Rewrite the data from the line with "separator-dot: · bbox=[526, 290, 537, 326]" to the line with "reply-timestamp[interactable]: 14w bbox=[739, 290, 798, 327]", replacing "smiling-face-with-hearts-icon" with "heart-eyes-emoji-icon" and leaving everything else unchanged. Give only those lines.

══════════════════════════════

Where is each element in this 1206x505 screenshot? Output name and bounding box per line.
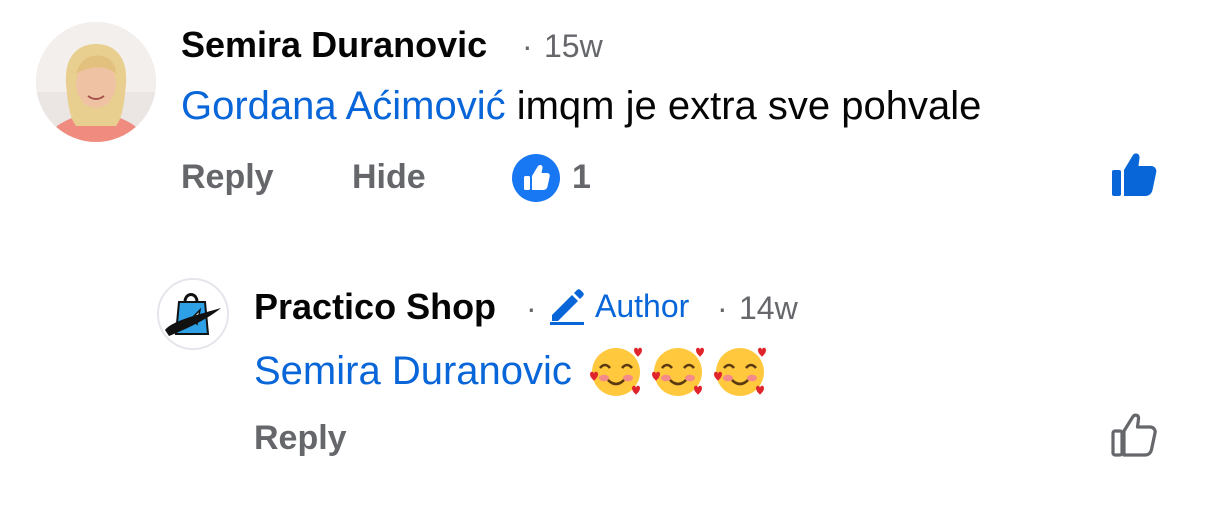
separator-dot: · bbox=[526, 290, 537, 326]
hide-button[interactable]: Hide bbox=[352, 158, 426, 197]
like-reaction-icon[interactable] bbox=[512, 154, 560, 202]
person-photo-icon bbox=[36, 22, 156, 142]
comment-text: imqm je extra sve pohvale bbox=[516, 84, 982, 128]
separator-dot: · bbox=[717, 290, 728, 326]
shop-avatar[interactable] bbox=[157, 278, 229, 350]
emoji-group bbox=[588, 344, 770, 398]
author-badge: Author bbox=[595, 288, 690, 324]
reply-button[interactable]: Reply bbox=[181, 158, 274, 197]
shopping-bag-logo-icon bbox=[159, 280, 227, 348]
smiling-face-with-hearts-icon bbox=[651, 347, 704, 396]
reply-body: Semira Duranovic bbox=[254, 344, 770, 398]
mention-link[interactable]: Semira Duranovic bbox=[254, 349, 572, 394]
smiling-face-with-hearts-icon bbox=[589, 347, 642, 396]
reply-timestamp[interactable]: 14w bbox=[739, 290, 798, 327]
smiling-face-with-hearts-icon bbox=[713, 347, 766, 396]
comment-timestamp[interactable]: 15w bbox=[544, 28, 603, 65]
comment-body: Gordana Aćimović imqm je extra sve pohva… bbox=[181, 84, 981, 129]
pencil-icon bbox=[548, 287, 586, 325]
thumbs-up-outline-icon[interactable] bbox=[1110, 412, 1158, 458]
separator-dot: · bbox=[522, 28, 533, 64]
reply-button[interactable]: Reply bbox=[254, 419, 347, 458]
commenter-avatar[interactable] bbox=[36, 22, 156, 142]
reaction-count[interactable]: 1 bbox=[572, 158, 591, 197]
thumbs-up-filled-icon[interactable] bbox=[1110, 152, 1158, 198]
reply-author-name[interactable]: Practico Shop bbox=[254, 286, 496, 328]
mention-link[interactable]: Gordana Aćimović bbox=[181, 84, 506, 128]
commenter-name[interactable]: Semira Duranovic bbox=[181, 24, 487, 66]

══════════════════════════════

**Result:**
separator-dot: · bbox=[526, 290, 537, 326]
hide-button[interactable]: Hide bbox=[352, 158, 426, 197]
like-reaction-icon[interactable] bbox=[512, 154, 560, 202]
person-photo-icon bbox=[36, 22, 156, 142]
comment-text: imqm je extra sve pohvale bbox=[516, 84, 982, 128]
separator-dot: · bbox=[717, 290, 728, 326]
shop-avatar[interactable] bbox=[157, 278, 229, 350]
emoji-group bbox=[588, 344, 770, 398]
author-badge: Author bbox=[595, 288, 690, 324]
reply-button[interactable]: Reply bbox=[181, 158, 274, 197]
shopping-bag-logo-icon bbox=[159, 280, 227, 348]
heart-eyes-emoji-icon bbox=[651, 347, 704, 396]
reply-body: Semira Duranovic bbox=[254, 344, 770, 398]
mention-link[interactable]: Semira Duranovic bbox=[254, 349, 572, 394]
heart-eyes-emoji-icon bbox=[589, 347, 642, 396]
reply-timestamp[interactable]: 14w bbox=[739, 290, 798, 327]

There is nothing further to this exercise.